◆ **Task objective**:
Write out the full set of records exactly. Any pictures in them do not belong in the copy.

◆ **Source data**:
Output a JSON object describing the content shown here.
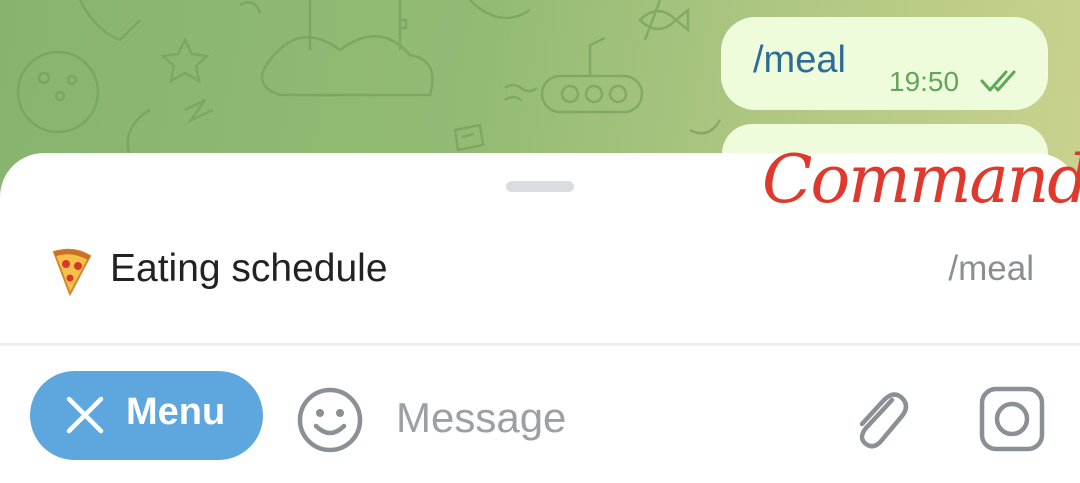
{
  "chat": {
    "messages": [
      {
        "text": "/meal",
        "time": "19:50",
        "status": "read"
      }
    ]
  },
  "annotation": {
    "text": "Command",
    "color": "#e0382c"
  },
  "command_list": {
    "items": [
      {
        "icon": "pizza-icon",
        "description": "Eating schedule",
        "command": "/meal"
      }
    ]
  },
  "input_bar": {
    "menu_label": "Menu",
    "message_placeholder": "Message",
    "menu_color": "#5ea6de"
  }
}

◆ **Exercise answer**:
Output a JSON object describing the content shown here.
{
  "chat": {
    "messages": [
      {
        "text": "/meal",
        "time": "19:50",
        "status": "read"
      }
    ]
  },
  "annotation": {
    "text": "Command",
    "color": "#e0382c"
  },
  "command_list": {
    "items": [
      {
        "icon": "pizza-icon",
        "description": "Eating schedule",
        "command": "/meal"
      }
    ]
  },
  "input_bar": {
    "menu_label": "Menu",
    "message_placeholder": "Message",
    "menu_color": "#5ea6de"
  }
}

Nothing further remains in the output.